-- Written instruction --
Output the entries verbatim, including every line.
● ● ● ● ●
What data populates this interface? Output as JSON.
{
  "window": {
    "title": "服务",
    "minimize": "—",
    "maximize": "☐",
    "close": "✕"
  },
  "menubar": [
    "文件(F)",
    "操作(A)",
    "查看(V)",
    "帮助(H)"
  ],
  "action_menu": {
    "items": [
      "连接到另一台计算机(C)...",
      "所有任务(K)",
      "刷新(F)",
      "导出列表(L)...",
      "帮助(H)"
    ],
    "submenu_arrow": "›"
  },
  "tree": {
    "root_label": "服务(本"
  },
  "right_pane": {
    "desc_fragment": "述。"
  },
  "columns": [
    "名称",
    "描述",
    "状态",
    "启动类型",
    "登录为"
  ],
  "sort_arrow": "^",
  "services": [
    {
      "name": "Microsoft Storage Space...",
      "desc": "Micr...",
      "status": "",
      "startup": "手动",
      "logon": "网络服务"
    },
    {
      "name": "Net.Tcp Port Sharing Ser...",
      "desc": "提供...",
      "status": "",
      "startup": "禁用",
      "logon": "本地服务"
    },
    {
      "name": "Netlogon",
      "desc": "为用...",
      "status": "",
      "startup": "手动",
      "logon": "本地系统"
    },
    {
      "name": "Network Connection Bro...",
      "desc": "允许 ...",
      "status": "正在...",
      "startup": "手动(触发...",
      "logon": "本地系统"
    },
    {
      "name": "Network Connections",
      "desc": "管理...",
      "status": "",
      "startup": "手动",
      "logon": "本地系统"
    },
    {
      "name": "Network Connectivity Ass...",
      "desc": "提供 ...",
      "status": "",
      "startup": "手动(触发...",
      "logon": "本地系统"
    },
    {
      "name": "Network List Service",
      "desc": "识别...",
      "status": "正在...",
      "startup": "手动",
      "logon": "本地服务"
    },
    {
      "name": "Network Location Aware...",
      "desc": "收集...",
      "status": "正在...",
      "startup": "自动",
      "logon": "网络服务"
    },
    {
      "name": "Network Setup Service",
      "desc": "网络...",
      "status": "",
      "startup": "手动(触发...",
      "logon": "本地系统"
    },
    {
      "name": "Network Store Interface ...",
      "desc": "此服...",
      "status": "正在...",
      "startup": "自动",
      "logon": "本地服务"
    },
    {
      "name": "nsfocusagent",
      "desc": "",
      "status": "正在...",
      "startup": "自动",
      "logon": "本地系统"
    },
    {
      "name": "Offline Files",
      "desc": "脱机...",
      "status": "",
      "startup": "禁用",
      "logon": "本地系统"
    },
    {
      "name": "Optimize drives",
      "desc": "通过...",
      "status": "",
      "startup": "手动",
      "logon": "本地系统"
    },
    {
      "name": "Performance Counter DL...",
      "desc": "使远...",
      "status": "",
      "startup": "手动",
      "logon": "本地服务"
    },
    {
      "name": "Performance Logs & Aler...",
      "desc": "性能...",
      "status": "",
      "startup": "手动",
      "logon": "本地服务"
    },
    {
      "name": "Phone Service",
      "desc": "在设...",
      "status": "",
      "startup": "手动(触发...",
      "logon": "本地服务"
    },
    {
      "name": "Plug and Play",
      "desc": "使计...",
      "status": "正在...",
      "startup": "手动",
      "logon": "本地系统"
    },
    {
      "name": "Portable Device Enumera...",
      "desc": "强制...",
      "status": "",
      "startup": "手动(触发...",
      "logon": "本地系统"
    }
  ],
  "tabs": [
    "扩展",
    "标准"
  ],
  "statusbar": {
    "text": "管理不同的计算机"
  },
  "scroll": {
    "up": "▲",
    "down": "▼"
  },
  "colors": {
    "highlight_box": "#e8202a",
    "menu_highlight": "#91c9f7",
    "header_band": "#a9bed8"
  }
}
● ● ● ● ●
-- Exercise solution --
What data populates this interface? Output as JSON.
{
  "window": {
    "title": "服务",
    "minimize": "—",
    "maximize": "☐",
    "close": "✕"
  },
  "menubar": [
    "文件(F)",
    "操作(A)",
    "查看(V)",
    "帮助(H)"
  ],
  "action_menu": {
    "items": [
      "连接到另一台计算机(C)...",
      "所有任务(K)",
      "刷新(F)",
      "导出列表(L)...",
      "帮助(H)"
    ],
    "submenu_arrow": "›"
  },
  "tree": {
    "root_label": "服务(本"
  },
  "right_pane": {
    "desc_fragment": "述。"
  },
  "columns": [
    "名称",
    "描述",
    "状态",
    "启动类型",
    "登录为"
  ],
  "sort_arrow": "^",
  "services": [
    {
      "name": "Microsoft Storage Space...",
      "desc": "Micr...",
      "status": "",
      "startup": "手动",
      "logon": "网络服务"
    },
    {
      "name": "Net.Tcp Port Sharing Ser...",
      "desc": "提供...",
      "status": "",
      "startup": "禁用",
      "logon": "本地服务"
    },
    {
      "name": "Netlogon",
      "desc": "为用...",
      "status": "",
      "startup": "手动",
      "logon": "本地系统"
    },
    {
      "name": "Network Connection Bro...",
      "desc": "允许 ...",
      "status": "正在...",
      "startup": "手动(触发...",
      "logon": "本地系统"
    },
    {
      "name": "Network Connections",
      "desc": "管理...",
      "status": "",
      "startup": "手动",
      "logon": "本地系统"
    },
    {
      "name": "Network Connectivity Ass...",
      "desc": "提供 ...",
      "status": "",
      "startup": "手动(触发...",
      "logon": "本地系统"
    },
    {
      "name": "Network List Service",
      "desc": "识别...",
      "status": "正在...",
      "startup": "手动",
      "logon": "本地服务"
    },
    {
      "name": "Network Location Aware...",
      "desc": "收集...",
      "status": "正在...",
      "startup": "自动",
      "logon": "网络服务"
    },
    {
      "name": "Network Setup Service",
      "desc": "网络...",
      "status": "",
      "startup": "手动(触发...",
      "logon": "本地系统"
    },
    {
      "name": "Network Store Interface ...",
      "desc": "此服...",
      "status": "正在...",
      "startup": "自动",
      "logon": "本地服务"
    },
    {
      "name": "nsfocusagent",
      "desc": "",
      "status": "正在...",
      "startup": "自动",
      "logon": "本地系统"
    },
    {
      "name": "Offline Files",
      "desc": "脱机...",
      "status": "",
      "startup": "禁用",
      "logon": "本地系统"
    },
    {
      "name": "Optimize drives",
      "desc": "通过...",
      "status": "",
      "startup": "手动",
      "logon": "本地系统"
    },
    {
      "name": "Performance Counter DL...",
      "desc": "使远...",
      "status": "",
      "startup": "手动",
      "logon": "本地服务"
    },
    {
      "name": "Performance Logs & Aler...",
      "desc": "性能...",
      "status": "",
      "startup": "手动",
      "logon": "本地服务"
    },
    {
      "name": "Phone Service",
      "desc": "在设...",
      "status": "",
      "startup": "手动(触发...",
      "logon": "本地服务"
    },
    {
      "name": "Plug and Play",
      "desc": "使计...",
      "status": "正在...",
      "startup": "手动",
      "logon": "本地系统"
    },
    {
      "name": "Portable Device Enumera...",
      "desc": "强制...",
      "status": "",
      "startup": "手动(触发...",
      "logon": "本地系统"
    }
  ],
  "tabs": [
    "扩展",
    "标准"
  ],
  "statusbar": {
    "text": "管理不同的计算机"
  },
  "scroll": {
    "up": "▲",
    "down": "▼"
  },
  "colors": {
    "highlight_box": "#e8202a",
    "menu_highlight": "#91c9f7",
    "header_band": "#a9bed8"
  }
}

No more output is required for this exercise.